▸ **GIVEN TASK**:
Gather, from the data below, each line in which the word "Still" occurs.

(Dataset entries)
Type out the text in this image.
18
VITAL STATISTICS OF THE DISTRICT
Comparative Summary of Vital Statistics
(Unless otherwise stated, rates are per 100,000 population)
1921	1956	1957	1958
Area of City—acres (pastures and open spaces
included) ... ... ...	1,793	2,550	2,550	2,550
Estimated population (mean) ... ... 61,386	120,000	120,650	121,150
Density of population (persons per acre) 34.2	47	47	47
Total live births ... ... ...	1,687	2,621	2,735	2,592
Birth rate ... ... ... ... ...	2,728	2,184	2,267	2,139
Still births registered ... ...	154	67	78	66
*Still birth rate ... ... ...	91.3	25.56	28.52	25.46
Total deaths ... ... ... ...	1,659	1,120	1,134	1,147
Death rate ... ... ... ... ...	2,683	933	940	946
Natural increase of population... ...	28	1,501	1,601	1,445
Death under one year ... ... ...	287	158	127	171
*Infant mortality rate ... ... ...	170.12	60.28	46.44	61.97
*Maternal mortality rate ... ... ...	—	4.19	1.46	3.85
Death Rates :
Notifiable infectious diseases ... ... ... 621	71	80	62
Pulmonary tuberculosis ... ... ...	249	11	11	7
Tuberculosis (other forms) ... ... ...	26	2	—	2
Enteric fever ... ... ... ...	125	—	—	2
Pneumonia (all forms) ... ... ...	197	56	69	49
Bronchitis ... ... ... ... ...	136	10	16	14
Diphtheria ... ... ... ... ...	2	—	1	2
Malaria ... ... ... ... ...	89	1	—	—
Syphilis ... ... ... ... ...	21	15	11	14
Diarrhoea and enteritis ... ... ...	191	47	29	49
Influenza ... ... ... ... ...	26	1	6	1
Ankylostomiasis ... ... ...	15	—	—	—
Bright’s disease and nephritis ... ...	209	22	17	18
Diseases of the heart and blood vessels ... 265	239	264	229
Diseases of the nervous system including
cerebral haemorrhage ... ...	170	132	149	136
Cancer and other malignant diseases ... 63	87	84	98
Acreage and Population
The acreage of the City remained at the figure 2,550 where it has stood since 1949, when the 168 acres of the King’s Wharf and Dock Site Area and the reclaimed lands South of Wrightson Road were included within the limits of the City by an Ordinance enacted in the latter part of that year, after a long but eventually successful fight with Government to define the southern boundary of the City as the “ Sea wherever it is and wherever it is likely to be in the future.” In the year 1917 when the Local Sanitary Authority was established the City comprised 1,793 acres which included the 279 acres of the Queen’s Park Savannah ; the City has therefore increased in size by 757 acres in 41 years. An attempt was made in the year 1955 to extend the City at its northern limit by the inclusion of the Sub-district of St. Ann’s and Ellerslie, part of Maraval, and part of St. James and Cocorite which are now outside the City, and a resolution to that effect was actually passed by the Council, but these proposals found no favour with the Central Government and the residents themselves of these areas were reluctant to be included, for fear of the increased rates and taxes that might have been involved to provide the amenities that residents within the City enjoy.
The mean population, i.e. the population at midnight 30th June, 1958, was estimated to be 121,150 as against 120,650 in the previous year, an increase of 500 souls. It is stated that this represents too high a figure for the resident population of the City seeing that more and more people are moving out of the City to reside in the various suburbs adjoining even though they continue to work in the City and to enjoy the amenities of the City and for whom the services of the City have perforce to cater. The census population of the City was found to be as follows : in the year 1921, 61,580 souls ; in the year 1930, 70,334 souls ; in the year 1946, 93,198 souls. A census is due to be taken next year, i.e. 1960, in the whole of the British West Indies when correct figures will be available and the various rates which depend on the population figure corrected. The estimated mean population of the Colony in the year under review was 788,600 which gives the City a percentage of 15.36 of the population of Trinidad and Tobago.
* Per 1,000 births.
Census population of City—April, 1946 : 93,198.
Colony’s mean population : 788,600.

▸ **RESULT BELOW**:
Still births registered ... ...	154	67	78	66
*Still birth rate ... ... ...	91.3	25.56	28.52	25.46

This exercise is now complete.